- WHAT TO WORK ON
Look through the lines below and extract any with the word "plata".
· · ·
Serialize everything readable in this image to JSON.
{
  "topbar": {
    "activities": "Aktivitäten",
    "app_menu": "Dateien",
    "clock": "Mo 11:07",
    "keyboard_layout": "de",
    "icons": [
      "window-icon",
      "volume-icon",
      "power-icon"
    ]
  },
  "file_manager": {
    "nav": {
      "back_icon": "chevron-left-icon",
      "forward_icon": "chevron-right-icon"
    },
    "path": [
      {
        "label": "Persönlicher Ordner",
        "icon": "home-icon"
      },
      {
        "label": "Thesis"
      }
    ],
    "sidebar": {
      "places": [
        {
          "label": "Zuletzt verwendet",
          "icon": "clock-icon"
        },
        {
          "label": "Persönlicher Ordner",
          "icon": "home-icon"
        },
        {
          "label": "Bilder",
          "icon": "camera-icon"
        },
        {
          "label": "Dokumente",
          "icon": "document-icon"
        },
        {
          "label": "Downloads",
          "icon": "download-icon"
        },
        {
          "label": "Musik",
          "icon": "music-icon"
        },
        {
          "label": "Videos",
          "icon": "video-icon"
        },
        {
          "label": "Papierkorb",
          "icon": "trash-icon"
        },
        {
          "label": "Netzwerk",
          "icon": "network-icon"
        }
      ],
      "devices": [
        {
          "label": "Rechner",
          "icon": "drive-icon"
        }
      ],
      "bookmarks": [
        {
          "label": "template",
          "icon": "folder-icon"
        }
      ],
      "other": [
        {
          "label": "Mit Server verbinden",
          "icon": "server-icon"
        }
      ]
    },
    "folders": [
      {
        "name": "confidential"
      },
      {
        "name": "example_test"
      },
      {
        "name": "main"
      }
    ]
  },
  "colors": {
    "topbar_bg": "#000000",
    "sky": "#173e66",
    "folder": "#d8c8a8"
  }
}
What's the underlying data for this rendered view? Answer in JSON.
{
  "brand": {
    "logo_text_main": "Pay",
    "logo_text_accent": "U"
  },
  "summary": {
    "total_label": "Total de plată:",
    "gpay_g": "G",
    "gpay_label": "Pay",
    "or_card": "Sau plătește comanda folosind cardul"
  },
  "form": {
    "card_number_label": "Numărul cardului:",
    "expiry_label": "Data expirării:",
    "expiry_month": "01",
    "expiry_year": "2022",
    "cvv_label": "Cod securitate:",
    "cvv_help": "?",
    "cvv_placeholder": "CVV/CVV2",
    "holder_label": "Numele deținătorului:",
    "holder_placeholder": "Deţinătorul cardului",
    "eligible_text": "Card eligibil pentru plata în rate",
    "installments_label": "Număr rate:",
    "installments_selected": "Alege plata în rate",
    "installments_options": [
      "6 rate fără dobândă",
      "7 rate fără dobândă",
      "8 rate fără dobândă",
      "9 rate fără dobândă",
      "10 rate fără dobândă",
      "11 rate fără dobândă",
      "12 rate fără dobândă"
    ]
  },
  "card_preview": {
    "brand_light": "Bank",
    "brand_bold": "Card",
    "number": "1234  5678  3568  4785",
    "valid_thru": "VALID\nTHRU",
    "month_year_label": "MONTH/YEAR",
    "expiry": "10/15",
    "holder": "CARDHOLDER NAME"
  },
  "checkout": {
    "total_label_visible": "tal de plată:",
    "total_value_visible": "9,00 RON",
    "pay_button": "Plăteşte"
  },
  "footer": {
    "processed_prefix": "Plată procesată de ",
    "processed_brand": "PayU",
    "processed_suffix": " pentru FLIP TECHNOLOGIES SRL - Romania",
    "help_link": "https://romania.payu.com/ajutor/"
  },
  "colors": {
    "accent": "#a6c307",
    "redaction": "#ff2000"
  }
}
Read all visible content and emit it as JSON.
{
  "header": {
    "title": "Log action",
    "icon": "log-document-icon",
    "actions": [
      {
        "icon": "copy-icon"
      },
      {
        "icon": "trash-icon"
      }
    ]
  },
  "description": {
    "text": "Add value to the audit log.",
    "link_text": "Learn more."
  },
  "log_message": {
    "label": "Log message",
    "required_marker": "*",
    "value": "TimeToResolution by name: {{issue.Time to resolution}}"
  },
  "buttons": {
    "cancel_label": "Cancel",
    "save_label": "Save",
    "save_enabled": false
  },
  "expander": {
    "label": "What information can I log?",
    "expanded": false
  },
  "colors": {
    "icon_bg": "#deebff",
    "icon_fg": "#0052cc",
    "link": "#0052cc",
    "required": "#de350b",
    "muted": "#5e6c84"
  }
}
· · ·
- TASK RESULT
    "eligible_text": "Card eligibil pentru plata în rate",
    "installments_selected": "Alege plata în rate",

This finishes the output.